Entries taken from a collection
◇ ◇ ◇ ◇
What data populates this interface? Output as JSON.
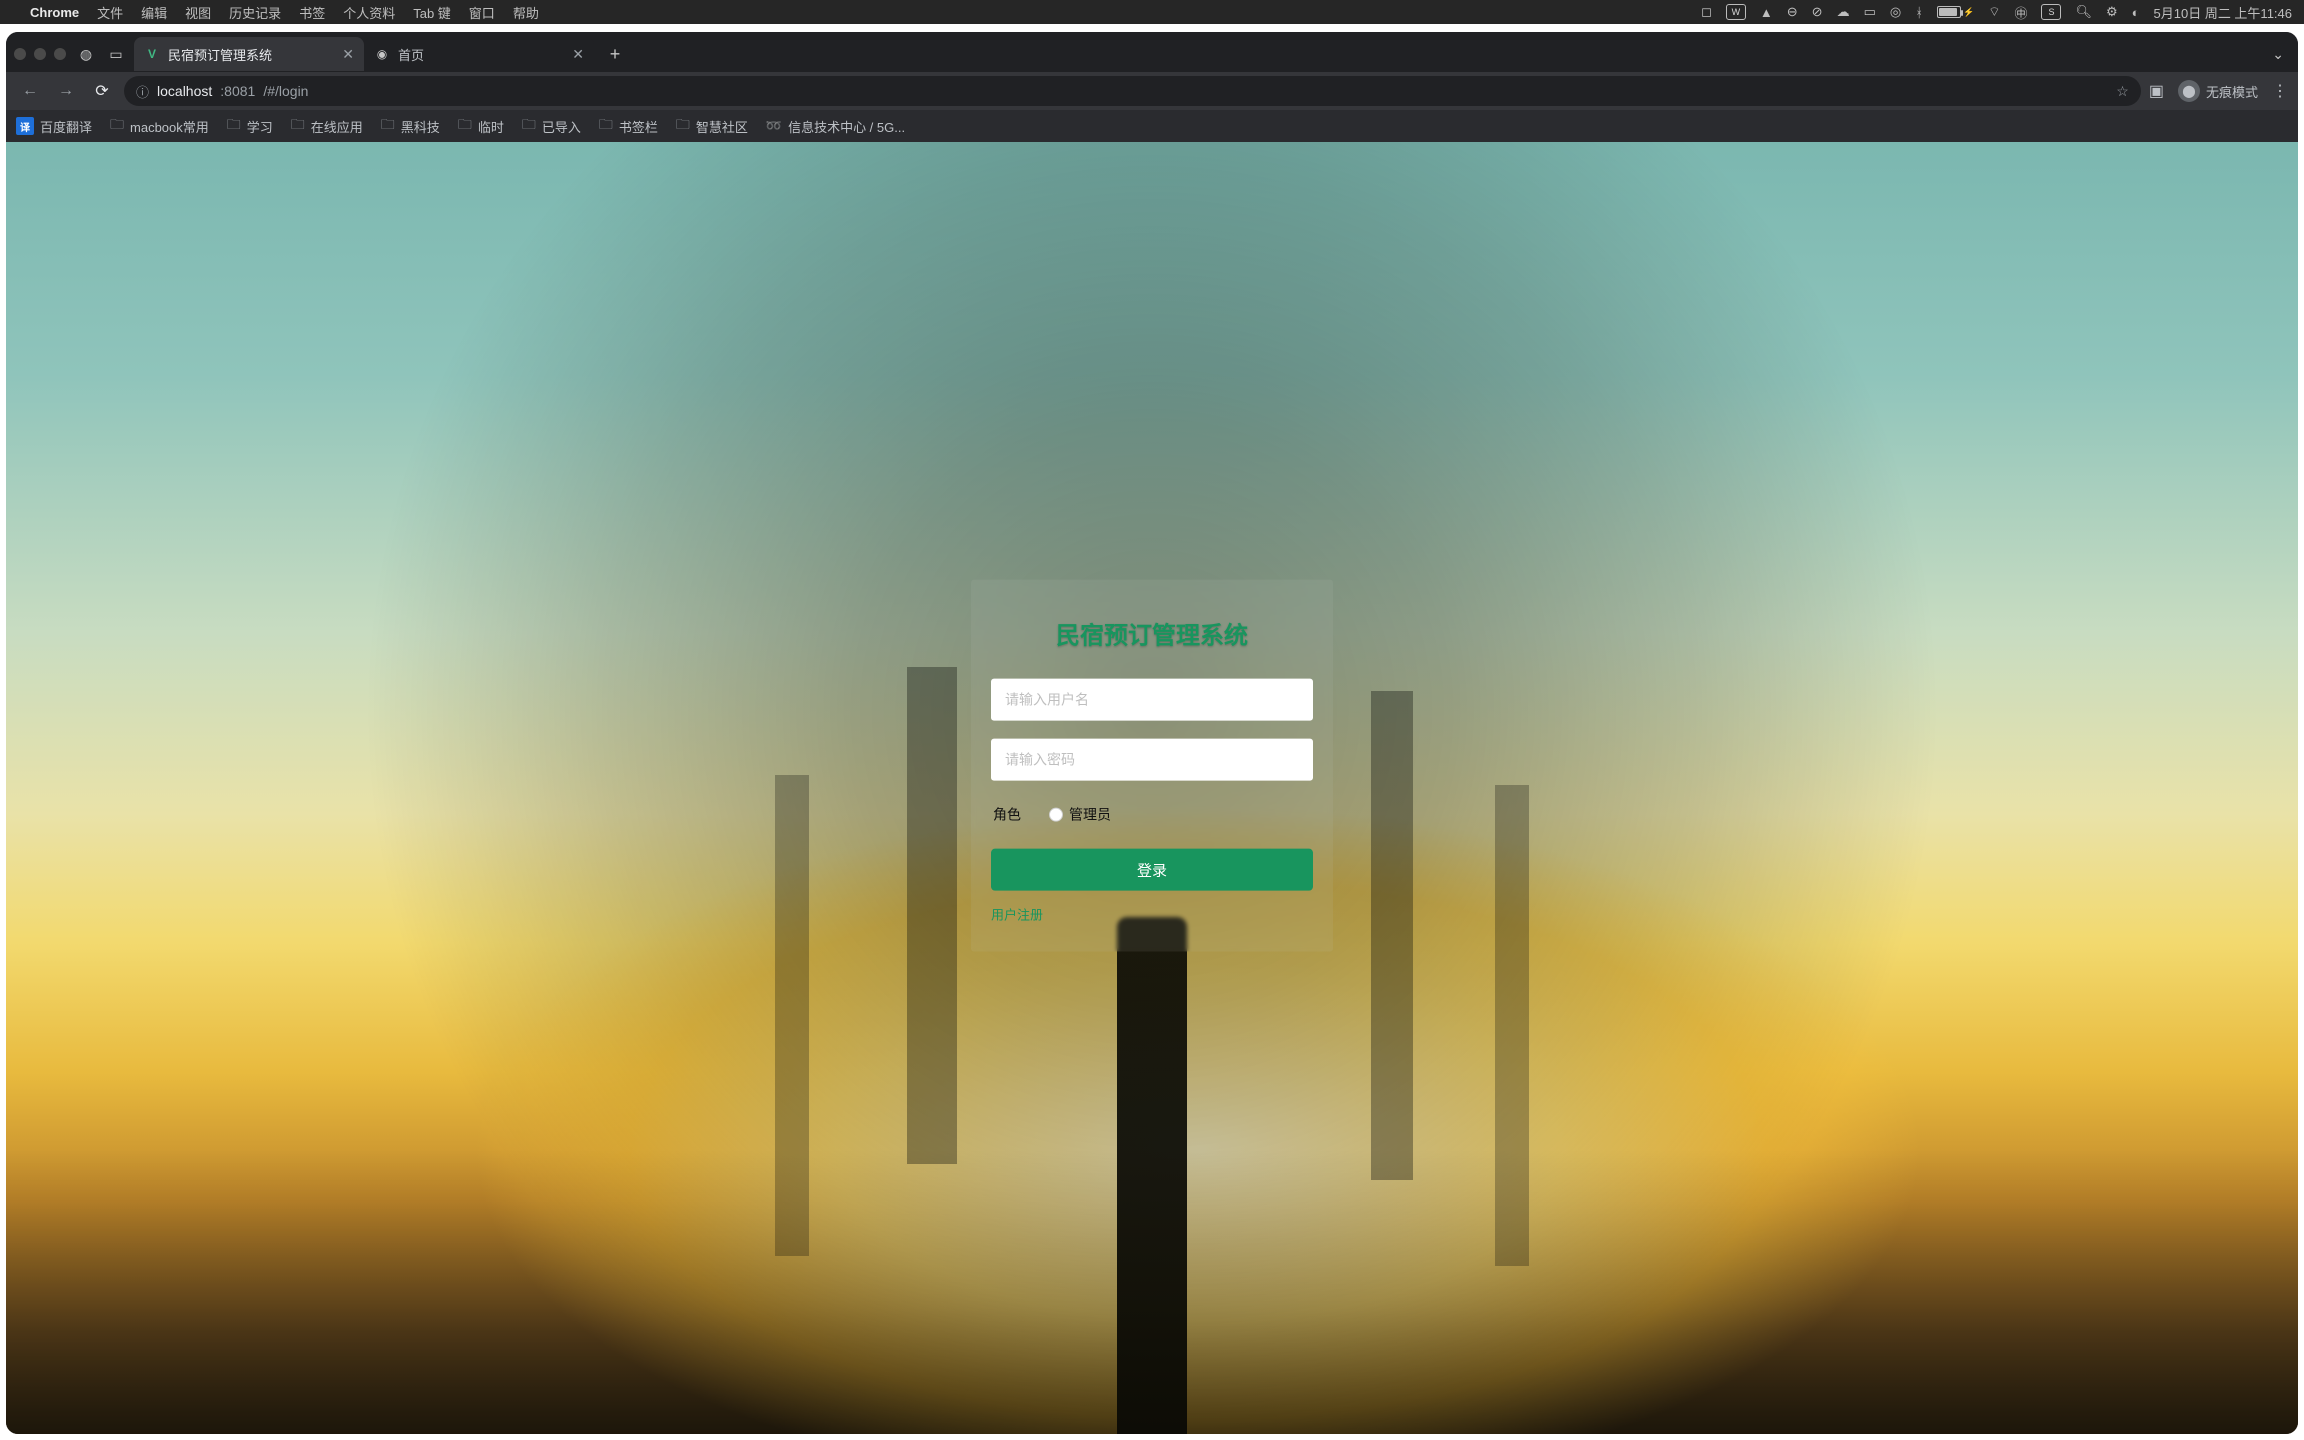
{
  "mac_menubar": {
    "app_name": "Chrome",
    "menus": [
      "文件",
      "编辑",
      "视图",
      "历史记录",
      "书签",
      "个人资料",
      "Tab 键",
      "窗口",
      "帮助"
    ],
    "clock": "5月10日 周二 上午11:46",
    "battery_icon_label": "⚡"
  },
  "browser": {
    "tabs": [
      {
        "title": "民宿预订管理系统",
        "favicon": "V",
        "active": true
      },
      {
        "title": "首页",
        "favicon": "◉",
        "active": false
      }
    ],
    "new_tab_label": "+",
    "back_enabled": false,
    "forward_enabled": false,
    "reload_enabled": true,
    "address": {
      "scheme_icon": "ⓘ",
      "host": "localhost",
      "port": ":8081",
      "path": "/#/login"
    },
    "incognito_label": "无痕模式",
    "bookmarks": [
      {
        "type": "badge",
        "label": "百度翻译",
        "badge": "译"
      },
      {
        "type": "folder",
        "label": "macbook常用"
      },
      {
        "type": "folder",
        "label": "学习"
      },
      {
        "type": "folder",
        "label": "在线应用"
      },
      {
        "type": "folder",
        "label": "黑科技"
      },
      {
        "type": "folder",
        "label": "临时"
      },
      {
        "type": "folder",
        "label": "已导入"
      },
      {
        "type": "folder",
        "label": "书签栏"
      },
      {
        "type": "folder",
        "label": "智慧社区"
      },
      {
        "type": "link",
        "label": "信息技术中心 / 5G..."
      }
    ]
  },
  "login": {
    "title": "民宿预订管理系统",
    "username_placeholder": "请输入用户名",
    "password_placeholder": "请输入密码",
    "role_label": "角色",
    "role_option_admin": "管理员",
    "submit_label": "登录",
    "register_label": "用户注册"
  }
}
◇ ◇ ◇ ◇
What this task involves ▸ Write out the whole listing exactly, and drop the pictures.

The result ▸
What data populates this interface? Output as JSON.
{
  "mac_menubar": {
    "app_name": "Chrome",
    "menus": [
      "文件",
      "编辑",
      "视图",
      "历史记录",
      "书签",
      "个人资料",
      "Tab 键",
      "窗口",
      "帮助"
    ],
    "clock": "5月10日 周二 上午11:46",
    "battery_icon_label": "⚡"
  },
  "browser": {
    "tabs": [
      {
        "title": "民宿预订管理系统",
        "favicon": "V",
        "active": true
      },
      {
        "title": "首页",
        "favicon": "◉",
        "active": false
      }
    ],
    "new_tab_label": "+",
    "back_enabled": false,
    "forward_enabled": false,
    "reload_enabled": true,
    "address": {
      "scheme_icon": "ⓘ",
      "host": "localhost",
      "port": ":8081",
      "path": "/#/login"
    },
    "incognito_label": "无痕模式",
    "bookmarks": [
      {
        "type": "badge",
        "label": "百度翻译",
        "badge": "译"
      },
      {
        "type": "folder",
        "label": "macbook常用"
      },
      {
        "type": "folder",
        "label": "学习"
      },
      {
        "type": "folder",
        "label": "在线应用"
      },
      {
        "type": "folder",
        "label": "黑科技"
      },
      {
        "type": "folder",
        "label": "临时"
      },
      {
        "type": "folder",
        "label": "已导入"
      },
      {
        "type": "folder",
        "label": "书签栏"
      },
      {
        "type": "folder",
        "label": "智慧社区"
      },
      {
        "type": "link",
        "label": "信息技术中心 / 5G..."
      }
    ]
  },
  "login": {
    "title": "民宿预订管理系统",
    "username_placeholder": "请输入用户名",
    "password_placeholder": "请输入密码",
    "role_label": "角色",
    "role_option_admin": "管理员",
    "submit_label": "登录",
    "register_label": "用户注册"
  }
}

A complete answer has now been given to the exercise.